**INPUT MATERIAL:**
↓↓↓
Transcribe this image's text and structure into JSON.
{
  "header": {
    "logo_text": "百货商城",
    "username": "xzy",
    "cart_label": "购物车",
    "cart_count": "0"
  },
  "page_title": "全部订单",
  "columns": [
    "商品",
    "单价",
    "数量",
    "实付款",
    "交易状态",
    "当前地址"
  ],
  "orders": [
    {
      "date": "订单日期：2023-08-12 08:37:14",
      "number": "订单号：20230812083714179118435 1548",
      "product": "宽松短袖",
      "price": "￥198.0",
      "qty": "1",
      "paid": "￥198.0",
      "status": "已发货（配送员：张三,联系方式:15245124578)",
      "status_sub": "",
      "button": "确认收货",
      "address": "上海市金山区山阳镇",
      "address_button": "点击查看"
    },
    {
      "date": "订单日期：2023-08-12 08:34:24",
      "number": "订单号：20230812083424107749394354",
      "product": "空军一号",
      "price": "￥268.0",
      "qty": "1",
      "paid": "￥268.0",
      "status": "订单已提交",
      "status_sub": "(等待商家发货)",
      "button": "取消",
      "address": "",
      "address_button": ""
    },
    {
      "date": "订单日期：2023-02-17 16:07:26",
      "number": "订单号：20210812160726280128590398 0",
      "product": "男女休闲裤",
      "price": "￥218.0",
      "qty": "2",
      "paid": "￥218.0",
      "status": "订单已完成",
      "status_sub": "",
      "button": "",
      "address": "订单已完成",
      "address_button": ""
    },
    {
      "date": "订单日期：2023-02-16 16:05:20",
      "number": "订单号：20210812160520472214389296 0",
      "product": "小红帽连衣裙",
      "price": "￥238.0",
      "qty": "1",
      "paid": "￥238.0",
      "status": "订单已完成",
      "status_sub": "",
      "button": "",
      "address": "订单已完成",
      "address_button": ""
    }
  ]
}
↑↑↑
**YOUR INSTRUCTIONS:** Write an exact transcription of every entry above.

**TASK SOLUTION:**
Transcribe this image's text and structure into JSON.
{
  "header": {
    "logo_text": "百货商城",
    "username": "xzy",
    "cart_label": "购物车",
    "cart_count": "0"
  },
  "page_title": "全部订单",
  "columns": [
    "商品",
    "单价",
    "数量",
    "实付款",
    "交易状态",
    "当前地址"
  ],
  "orders": [
    {
      "date": "订单日期：2023-08-12 08:37:14",
      "number": "订单号：20230812083714179118435 1548",
      "product": "宽松短袖",
      "price": "￥198.0",
      "qty": "1",
      "paid": "￥198.0",
      "status": "已发货（配送员：张三,联系方式:15245124578)",
      "status_sub": "",
      "button": "确认收货",
      "address": "上海市金山区山阳镇",
      "address_button": "点击查看"
    },
    {
      "date": "订单日期：2023-08-12 08:34:24",
      "number": "订单号：20230812083424107749394354",
      "product": "空军一号",
      "price": "￥268.0",
      "qty": "1",
      "paid": "￥268.0",
      "status": "订单已提交",
      "status_sub": "(等待商家发货)",
      "button": "取消",
      "address": "",
      "address_button": ""
    },
    {
      "date": "订单日期：2023-02-17 16:07:26",
      "number": "订单号：20210812160726280128590398 0",
      "product": "男女休闲裤",
      "price": "￥218.0",
      "qty": "2",
      "paid": "￥218.0",
      "status": "订单已完成",
      "status_sub": "",
      "button": "",
      "address": "订单已完成",
      "address_button": ""
    },
    {
      "date": "订单日期：2023-02-16 16:05:20",
      "number": "订单号：20210812160520472214389296 0",
      "product": "小红帽连衣裙",
      "price": "￥238.0",
      "qty": "1",
      "paid": "￥238.0",
      "status": "订单已完成",
      "status_sub": "",
      "button": "",
      "address": "订单已完成",
      "address_button": ""
    }
  ]
}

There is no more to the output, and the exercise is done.